**EXERCISE**
Write out every line of the material as it stands, apart from the pictures.

**RAW DATA**
------

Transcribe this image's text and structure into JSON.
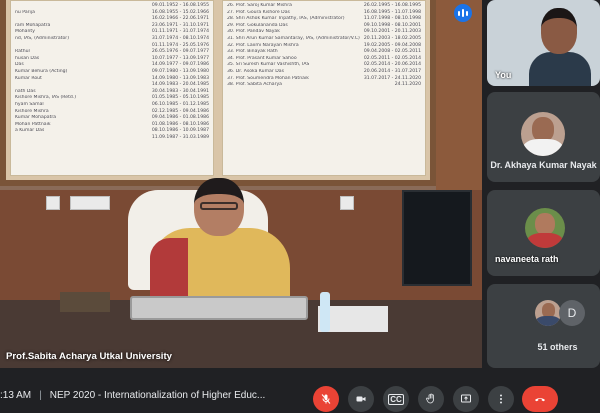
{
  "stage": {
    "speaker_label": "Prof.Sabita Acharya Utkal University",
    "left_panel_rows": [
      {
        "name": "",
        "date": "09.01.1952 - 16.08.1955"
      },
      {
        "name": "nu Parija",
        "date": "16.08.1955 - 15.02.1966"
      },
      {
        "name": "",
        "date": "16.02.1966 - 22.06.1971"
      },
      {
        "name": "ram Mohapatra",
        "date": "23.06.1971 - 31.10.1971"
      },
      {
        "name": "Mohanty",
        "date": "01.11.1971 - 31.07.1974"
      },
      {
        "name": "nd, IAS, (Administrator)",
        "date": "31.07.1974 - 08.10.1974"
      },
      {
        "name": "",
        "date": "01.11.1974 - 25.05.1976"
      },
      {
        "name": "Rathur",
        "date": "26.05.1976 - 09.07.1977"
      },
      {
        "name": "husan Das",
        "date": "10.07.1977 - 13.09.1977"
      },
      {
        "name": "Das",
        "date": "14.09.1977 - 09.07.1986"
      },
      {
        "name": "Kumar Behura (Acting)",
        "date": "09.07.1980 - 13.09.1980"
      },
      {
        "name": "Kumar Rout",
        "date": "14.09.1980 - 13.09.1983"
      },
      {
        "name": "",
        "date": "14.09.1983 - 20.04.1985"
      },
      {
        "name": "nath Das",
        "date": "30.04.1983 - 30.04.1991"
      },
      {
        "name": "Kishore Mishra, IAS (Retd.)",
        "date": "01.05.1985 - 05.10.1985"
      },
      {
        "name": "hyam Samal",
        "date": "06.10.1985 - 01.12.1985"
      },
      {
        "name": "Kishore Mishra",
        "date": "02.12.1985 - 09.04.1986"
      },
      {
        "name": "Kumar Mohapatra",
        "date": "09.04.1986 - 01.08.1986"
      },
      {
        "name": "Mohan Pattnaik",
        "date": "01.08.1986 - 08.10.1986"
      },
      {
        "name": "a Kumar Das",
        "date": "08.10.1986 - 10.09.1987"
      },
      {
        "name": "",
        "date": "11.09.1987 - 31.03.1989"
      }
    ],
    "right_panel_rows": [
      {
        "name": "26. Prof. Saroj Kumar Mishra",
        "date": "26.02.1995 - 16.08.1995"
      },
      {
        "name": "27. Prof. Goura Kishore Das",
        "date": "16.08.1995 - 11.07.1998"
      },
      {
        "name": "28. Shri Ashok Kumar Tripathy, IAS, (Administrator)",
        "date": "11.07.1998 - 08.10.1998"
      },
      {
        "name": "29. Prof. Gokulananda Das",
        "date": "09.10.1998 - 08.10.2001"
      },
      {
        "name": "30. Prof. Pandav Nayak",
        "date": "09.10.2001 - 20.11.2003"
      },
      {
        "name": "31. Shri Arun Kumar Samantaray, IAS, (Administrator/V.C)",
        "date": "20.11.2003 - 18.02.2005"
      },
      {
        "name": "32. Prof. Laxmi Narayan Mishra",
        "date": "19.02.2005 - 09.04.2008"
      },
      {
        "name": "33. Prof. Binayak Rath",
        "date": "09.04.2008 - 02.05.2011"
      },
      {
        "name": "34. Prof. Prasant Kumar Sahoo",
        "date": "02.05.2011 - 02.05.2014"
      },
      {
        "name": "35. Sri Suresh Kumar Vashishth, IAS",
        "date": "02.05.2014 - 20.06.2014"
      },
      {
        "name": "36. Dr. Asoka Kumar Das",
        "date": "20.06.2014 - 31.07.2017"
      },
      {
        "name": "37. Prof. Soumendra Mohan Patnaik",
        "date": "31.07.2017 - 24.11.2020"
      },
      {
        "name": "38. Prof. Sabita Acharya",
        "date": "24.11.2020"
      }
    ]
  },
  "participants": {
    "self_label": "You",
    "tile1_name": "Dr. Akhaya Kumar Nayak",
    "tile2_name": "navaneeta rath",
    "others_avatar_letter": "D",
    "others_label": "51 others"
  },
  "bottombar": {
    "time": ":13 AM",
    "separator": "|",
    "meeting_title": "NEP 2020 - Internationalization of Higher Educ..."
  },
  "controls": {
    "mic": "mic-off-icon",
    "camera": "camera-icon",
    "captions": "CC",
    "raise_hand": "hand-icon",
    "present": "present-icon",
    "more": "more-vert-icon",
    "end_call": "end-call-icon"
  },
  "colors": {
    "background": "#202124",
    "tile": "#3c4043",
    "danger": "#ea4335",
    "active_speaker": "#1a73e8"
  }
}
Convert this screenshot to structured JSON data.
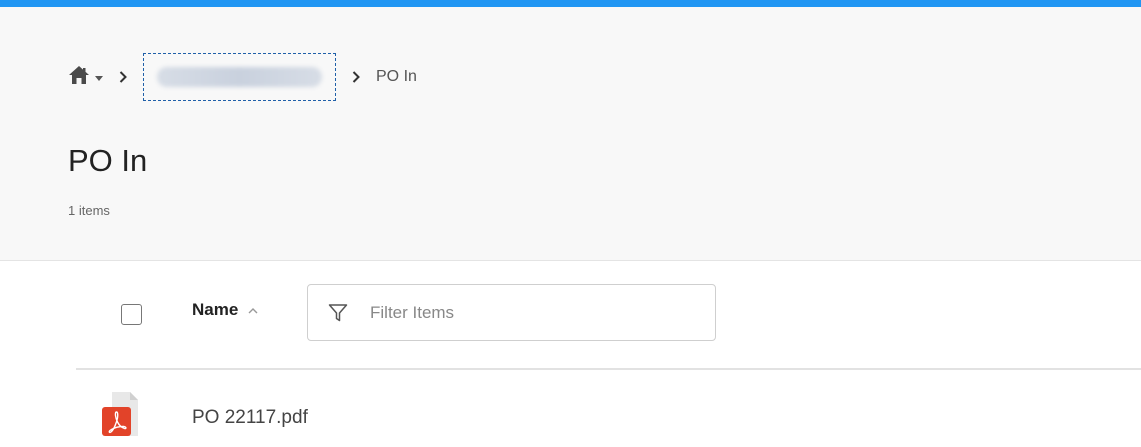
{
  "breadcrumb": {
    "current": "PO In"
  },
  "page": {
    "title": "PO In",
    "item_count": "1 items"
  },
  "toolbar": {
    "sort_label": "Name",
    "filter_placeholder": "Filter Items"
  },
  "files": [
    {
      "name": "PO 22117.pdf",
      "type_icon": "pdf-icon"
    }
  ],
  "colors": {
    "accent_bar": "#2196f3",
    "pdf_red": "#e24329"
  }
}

------

**TASK ANSWER**
Transcribe this image's text and structure into JSON.
{
  "stage": {
    "speaker_label": "Prof.Sabita Acharya Utkal University",
    "left_panel_rows": [
      {
        "name": "",
        "date": "09.01.1952 - 16.08.1955"
      },
      {
        "name": "nu Parija",
        "date": "16.08.1955 - 15.02.1966"
      },
      {
        "name": "",
        "date": "16.02.1966 - 22.06.1971"
      },
      {
        "name": "ram Mohapatra",
        "date": "23.06.1971 - 31.10.1971"
      },
      {
        "name": "Mohanty",
        "date": "01.11.1971 - 31.07.1974"
      },
      {
        "name": "nd, IAS, (Administrator)",
        "date": "31.07.1974 - 08.10.1974"
      },
      {
        "name": "",
        "date": "01.11.1974 - 25.05.1976"
      },
      {
        "name": "Rathur",
        "date": "26.05.1976 - 09.07.1977"
      },
      {
        "name": "husan Das",
        "date": "10.07.1977 - 13.09.1977"
      },
      {
        "name": "Das",
        "date": "14.09.1977 - 09.07.1986"
      },
      {
        "name": "Kumar Behura (Acting)",
        "date": "09.07.1980 - 13.09.1980"
      },
      {
        "name": "Kumar Rout",
        "date": "14.09.1980 - 13.09.1983"
      },
      {
        "name": "",
        "date": "14.09.1983 - 20.04.1985"
      },
      {
        "name": "nath Das",
        "date": "30.04.1983 - 30.04.1991"
      },
      {
        "name": "Kishore Mishra, IAS (Retd.)",
        "date": "01.05.1985 - 05.10.1985"
      },
      {
        "name": "hyam Samal",
        "date": "06.10.1985 - 01.12.1985"
      },
      {
        "name": "Kishore Mishra",
        "date": "02.12.1985 - 09.04.1986"
      },
      {
        "name": "Kumar Mohapatra",
        "date": "09.04.1986 - 01.08.1986"
      },
      {
        "name": "Mohan Pattnaik",
        "date": "01.08.1986 - 08.10.1986"
      },
      {
        "name": "a Kumar Das",
        "date": "08.10.1986 - 10.09.1987"
      },
      {
        "name": "",
        "date": "11.09.1987 - 31.03.1989"
      }
    ],
    "right_panel_rows": [
      {
        "name": "26. Prof. Saroj Kumar Mishra",
        "date": "26.02.1995 - 16.08.1995"
      },
      {
        "name": "27. Prof. Goura Kishore Das",
        "date": "16.08.1995 - 11.07.1998"
      },
      {
        "name": "28. Shri Ashok Kumar Tripathy, IAS, (Administrator)",
        "date": "11.07.1998 - 08.10.1998"
      },
      {
        "name": "29. Prof. Gokulananda Das",
        "date": "09.10.1998 - 08.10.2001"
      },
      {
        "name": "30. Prof. Pandav Nayak",
        "date": "09.10.2001 - 20.11.2003"
      },
      {
        "name": "31. Shri Arun Kumar Samantaray, IAS, (Administrator/V.C)",
        "date": "20.11.2003 - 18.02.2005"
      },
      {
        "name": "32. Prof. Laxmi Narayan Mishra",
        "date": "19.02.2005 - 09.04.2008"
      },
      {
        "name": "33. Prof. Binayak Rath",
        "date": "09.04.2008 - 02.05.2011"
      },
      {
        "name": "34. Prof. Prasant Kumar Sahoo",
        "date": "02.05.2011 - 02.05.2014"
      },
      {
        "name": "35. Sri Suresh Kumar Vashishth, IAS",
        "date": "02.05.2014 - 20.06.2014"
      },
      {
        "name": "36. Dr. Asoka Kumar Das",
        "date": "20.06.2014 - 31.07.2017"
      },
      {
        "name": "37. Prof. Soumendra Mohan Patnaik",
        "date": "31.07.2017 - 24.11.2020"
      },
      {
        "name": "38. Prof. Sabita Acharya",
        "date": "24.11.2020"
      }
    ]
  },
  "participants": {
    "self_label": "You",
    "tile1_name": "Dr. Akhaya Kumar Nayak",
    "tile2_name": "navaneeta rath",
    "others_avatar_letter": "D",
    "others_label": "51 others"
  },
  "bottombar": {
    "time": ":13 AM",
    "separator": "|",
    "meeting_title": "NEP 2020 - Internationalization of Higher Educ..."
  },
  "controls": {
    "mic": "mic-off-icon",
    "camera": "camera-icon",
    "captions": "CC",
    "raise_hand": "hand-icon",
    "present": "present-icon",
    "more": "more-vert-icon",
    "end_call": "end-call-icon"
  },
  "colors": {
    "background": "#202124",
    "tile": "#3c4043",
    "danger": "#ea4335",
    "active_speaker": "#1a73e8"
  }
}
Convert this screenshot to structured JSON data.
{
  "breadcrumb": {
    "current": "PO In"
  },
  "page": {
    "title": "PO In",
    "item_count": "1 items"
  },
  "toolbar": {
    "sort_label": "Name",
    "filter_placeholder": "Filter Items"
  },
  "files": [
    {
      "name": "PO 22117.pdf",
      "type_icon": "pdf-icon"
    }
  ],
  "colors": {
    "accent_bar": "#2196f3",
    "pdf_red": "#e24329"
  }
}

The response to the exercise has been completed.